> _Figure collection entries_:
— begin —

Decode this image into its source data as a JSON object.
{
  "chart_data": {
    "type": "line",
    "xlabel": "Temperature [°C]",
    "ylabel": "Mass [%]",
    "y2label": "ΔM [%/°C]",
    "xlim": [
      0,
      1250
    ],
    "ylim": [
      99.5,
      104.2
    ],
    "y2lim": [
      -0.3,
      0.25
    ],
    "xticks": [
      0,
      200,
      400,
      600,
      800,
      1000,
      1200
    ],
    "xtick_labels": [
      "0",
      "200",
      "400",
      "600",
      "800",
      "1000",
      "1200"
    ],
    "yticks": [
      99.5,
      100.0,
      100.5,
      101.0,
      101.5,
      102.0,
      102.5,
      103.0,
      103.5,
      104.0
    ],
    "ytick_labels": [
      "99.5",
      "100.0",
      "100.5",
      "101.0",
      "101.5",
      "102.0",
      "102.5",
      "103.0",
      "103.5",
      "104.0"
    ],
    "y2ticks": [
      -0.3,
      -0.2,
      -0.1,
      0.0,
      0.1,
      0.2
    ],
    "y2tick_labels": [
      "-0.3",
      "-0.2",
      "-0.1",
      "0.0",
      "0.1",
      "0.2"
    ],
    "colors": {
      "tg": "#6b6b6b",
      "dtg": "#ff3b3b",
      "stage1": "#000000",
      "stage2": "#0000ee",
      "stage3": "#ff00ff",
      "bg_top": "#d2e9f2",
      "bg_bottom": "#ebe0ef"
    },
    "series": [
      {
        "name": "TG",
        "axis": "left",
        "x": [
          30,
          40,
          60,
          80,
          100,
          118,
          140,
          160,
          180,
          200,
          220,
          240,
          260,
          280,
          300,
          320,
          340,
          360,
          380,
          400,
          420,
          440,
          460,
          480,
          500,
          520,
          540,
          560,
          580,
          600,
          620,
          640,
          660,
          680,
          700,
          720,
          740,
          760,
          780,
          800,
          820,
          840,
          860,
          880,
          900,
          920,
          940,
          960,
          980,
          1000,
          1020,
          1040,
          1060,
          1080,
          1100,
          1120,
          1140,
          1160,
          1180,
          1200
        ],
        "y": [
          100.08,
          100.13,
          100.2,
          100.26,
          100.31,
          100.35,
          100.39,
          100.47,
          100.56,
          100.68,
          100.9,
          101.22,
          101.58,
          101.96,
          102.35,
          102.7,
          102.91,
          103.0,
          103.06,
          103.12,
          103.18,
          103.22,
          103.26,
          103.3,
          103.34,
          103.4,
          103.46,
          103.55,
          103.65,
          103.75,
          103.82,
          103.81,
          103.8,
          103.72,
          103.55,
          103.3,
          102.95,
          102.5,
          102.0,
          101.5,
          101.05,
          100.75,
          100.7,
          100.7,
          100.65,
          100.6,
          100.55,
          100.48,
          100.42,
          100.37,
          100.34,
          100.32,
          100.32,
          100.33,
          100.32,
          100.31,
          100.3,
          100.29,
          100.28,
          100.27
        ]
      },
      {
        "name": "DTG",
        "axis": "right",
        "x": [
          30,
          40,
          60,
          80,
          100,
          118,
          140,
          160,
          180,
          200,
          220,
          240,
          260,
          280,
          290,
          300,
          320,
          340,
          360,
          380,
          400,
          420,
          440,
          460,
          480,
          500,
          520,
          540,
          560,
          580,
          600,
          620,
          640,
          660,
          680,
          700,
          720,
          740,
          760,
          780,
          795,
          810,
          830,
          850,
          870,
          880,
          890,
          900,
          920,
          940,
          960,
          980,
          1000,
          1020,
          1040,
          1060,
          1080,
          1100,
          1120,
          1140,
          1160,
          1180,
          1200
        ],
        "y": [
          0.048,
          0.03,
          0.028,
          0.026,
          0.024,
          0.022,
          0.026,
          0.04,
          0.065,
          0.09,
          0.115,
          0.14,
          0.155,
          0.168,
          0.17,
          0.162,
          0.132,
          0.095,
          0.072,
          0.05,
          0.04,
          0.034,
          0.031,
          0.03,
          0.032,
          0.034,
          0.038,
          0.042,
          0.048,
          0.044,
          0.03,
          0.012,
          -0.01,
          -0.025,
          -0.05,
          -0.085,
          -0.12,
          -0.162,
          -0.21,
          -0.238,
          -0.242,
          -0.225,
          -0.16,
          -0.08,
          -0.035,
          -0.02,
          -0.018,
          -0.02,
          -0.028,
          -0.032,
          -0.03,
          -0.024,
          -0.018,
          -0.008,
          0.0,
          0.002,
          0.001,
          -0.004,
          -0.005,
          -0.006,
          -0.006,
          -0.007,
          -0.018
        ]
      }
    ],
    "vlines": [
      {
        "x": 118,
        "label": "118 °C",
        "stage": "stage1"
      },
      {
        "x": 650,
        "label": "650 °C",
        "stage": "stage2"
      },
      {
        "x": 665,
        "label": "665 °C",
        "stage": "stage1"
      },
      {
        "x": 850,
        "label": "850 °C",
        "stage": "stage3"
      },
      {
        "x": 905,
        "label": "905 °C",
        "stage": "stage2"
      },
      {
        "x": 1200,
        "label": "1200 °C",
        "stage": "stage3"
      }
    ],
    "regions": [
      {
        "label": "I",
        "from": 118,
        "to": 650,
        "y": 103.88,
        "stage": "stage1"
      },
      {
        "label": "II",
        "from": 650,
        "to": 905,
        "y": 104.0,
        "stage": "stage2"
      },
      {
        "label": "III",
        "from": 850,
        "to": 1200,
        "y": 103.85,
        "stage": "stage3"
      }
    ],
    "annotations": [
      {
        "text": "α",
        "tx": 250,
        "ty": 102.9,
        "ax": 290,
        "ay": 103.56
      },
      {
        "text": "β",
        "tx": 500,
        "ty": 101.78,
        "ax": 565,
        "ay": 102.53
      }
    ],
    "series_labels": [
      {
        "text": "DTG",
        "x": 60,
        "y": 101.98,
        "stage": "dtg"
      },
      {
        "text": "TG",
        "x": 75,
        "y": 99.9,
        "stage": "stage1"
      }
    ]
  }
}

— end —

> _Directive_:
Go through the records above and set each one down exactly, please.

> _Final answer_:
Decode this image into its source data as a JSON object.
{
  "chart_data": {
    "type": "line",
    "xlabel": "Temperature [°C]",
    "ylabel": "Mass [%]",
    "y2label": "ΔM [%/°C]",
    "xlim": [
      0,
      1250
    ],
    "ylim": [
      99.5,
      104.2
    ],
    "y2lim": [
      -0.3,
      0.25
    ],
    "xticks": [
      0,
      200,
      400,
      600,
      800,
      1000,
      1200
    ],
    "xtick_labels": [
      "0",
      "200",
      "400",
      "600",
      "800",
      "1000",
      "1200"
    ],
    "yticks": [
      99.5,
      100.0,
      100.5,
      101.0,
      101.5,
      102.0,
      102.5,
      103.0,
      103.5,
      104.0
    ],
    "ytick_labels": [
      "99.5",
      "100.0",
      "100.5",
      "101.0",
      "101.5",
      "102.0",
      "102.5",
      "103.0",
      "103.5",
      "104.0"
    ],
    "y2ticks": [
      -0.3,
      -0.2,
      -0.1,
      0.0,
      0.1,
      0.2
    ],
    "y2tick_labels": [
      "-0.3",
      "-0.2",
      "-0.1",
      "0.0",
      "0.1",
      "0.2"
    ],
    "colors": {
      "tg": "#6b6b6b",
      "dtg": "#ff3b3b",
      "stage1": "#000000",
      "stage2": "#0000ee",
      "stage3": "#ff00ff",
      "bg_top": "#d2e9f2",
      "bg_bottom": "#ebe0ef"
    },
    "series": [
      {
        "name": "TG",
        "axis": "left",
        "x": [
          30,
          40,
          60,
          80,
          100,
          118,
          140,
          160,
          180,
          200,
          220,
          240,
          260,
          280,
          300,
          320,
          340,
          360,
          380,
          400,
          420,
          440,
          460,
          480,
          500,
          520,
          540,
          560,
          580,
          600,
          620,
          640,
          660,
          680,
          700,
          720,
          740,
          760,
          780,
          800,
          820,
          840,
          860,
          880,
          900,
          920,
          940,
          960,
          980,
          1000,
          1020,
          1040,
          1060,
          1080,
          1100,
          1120,
          1140,
          1160,
          1180,
          1200
        ],
        "y": [
          100.08,
          100.13,
          100.2,
          100.26,
          100.31,
          100.35,
          100.39,
          100.47,
          100.56,
          100.68,
          100.9,
          101.22,
          101.58,
          101.96,
          102.35,
          102.7,
          102.91,
          103.0,
          103.06,
          103.12,
          103.18,
          103.22,
          103.26,
          103.3,
          103.34,
          103.4,
          103.46,
          103.55,
          103.65,
          103.75,
          103.82,
          103.81,
          103.8,
          103.72,
          103.55,
          103.3,
          102.95,
          102.5,
          102.0,
          101.5,
          101.05,
          100.75,
          100.7,
          100.7,
          100.65,
          100.6,
          100.55,
          100.48,
          100.42,
          100.37,
          100.34,
          100.32,
          100.32,
          100.33,
          100.32,
          100.31,
          100.3,
          100.29,
          100.28,
          100.27
        ]
      },
      {
        "name": "DTG",
        "axis": "right",
        "x": [
          30,
          40,
          60,
          80,
          100,
          118,
          140,
          160,
          180,
          200,
          220,
          240,
          260,
          280,
          290,
          300,
          320,
          340,
          360,
          380,
          400,
          420,
          440,
          460,
          480,
          500,
          520,
          540,
          560,
          580,
          600,
          620,
          640,
          660,
          680,
          700,
          720,
          740,
          760,
          780,
          795,
          810,
          830,
          850,
          870,
          880,
          890,
          900,
          920,
          940,
          960,
          980,
          1000,
          1020,
          1040,
          1060,
          1080,
          1100,
          1120,
          1140,
          1160,
          1180,
          1200
        ],
        "y": [
          0.048,
          0.03,
          0.028,
          0.026,
          0.024,
          0.022,
          0.026,
          0.04,
          0.065,
          0.09,
          0.115,
          0.14,
          0.155,
          0.168,
          0.17,
          0.162,
          0.132,
          0.095,
          0.072,
          0.05,
          0.04,
          0.034,
          0.031,
          0.03,
          0.032,
          0.034,
          0.038,
          0.042,
          0.048,
          0.044,
          0.03,
          0.012,
          -0.01,
          -0.025,
          -0.05,
          -0.085,
          -0.12,
          -0.162,
          -0.21,
          -0.238,
          -0.242,
          -0.225,
          -0.16,
          -0.08,
          -0.035,
          -0.02,
          -0.018,
          -0.02,
          -0.028,
          -0.032,
          -0.03,
          -0.024,
          -0.018,
          -0.008,
          0.0,
          0.002,
          0.001,
          -0.004,
          -0.005,
          -0.006,
          -0.006,
          -0.007,
          -0.018
        ]
      }
    ],
    "vlines": [
      {
        "x": 118,
        "label": "118 °C",
        "stage": "stage1"
      },
      {
        "x": 650,
        "label": "650 °C",
        "stage": "stage2"
      },
      {
        "x": 665,
        "label": "665 °C",
        "stage": "stage1"
      },
      {
        "x": 850,
        "label": "850 °C",
        "stage": "stage3"
      },
      {
        "x": 905,
        "label": "905 °C",
        "stage": "stage2"
      },
      {
        "x": 1200,
        "label": "1200 °C",
        "stage": "stage3"
      }
    ],
    "regions": [
      {
        "label": "I",
        "from": 118,
        "to": 650,
        "y": 103.88,
        "stage": "stage1"
      },
      {
        "label": "II",
        "from": 650,
        "to": 905,
        "y": 104.0,
        "stage": "stage2"
      },
      {
        "label": "III",
        "from": 850,
        "to": 1200,
        "y": 103.85,
        "stage": "stage3"
      }
    ],
    "annotations": [
      {
        "text": "α",
        "tx": 250,
        "ty": 102.9,
        "ax": 290,
        "ay": 103.56
      },
      {
        "text": "β",
        "tx": 500,
        "ty": 101.78,
        "ax": 565,
        "ay": 102.53
      }
    ],
    "series_labels": [
      {
        "text": "DTG",
        "x": 60,
        "y": 101.98,
        "stage": "dtg"
      },
      {
        "text": "TG",
        "x": 75,
        "y": 99.9,
        "stage": "stage1"
      }
    ]
  }
}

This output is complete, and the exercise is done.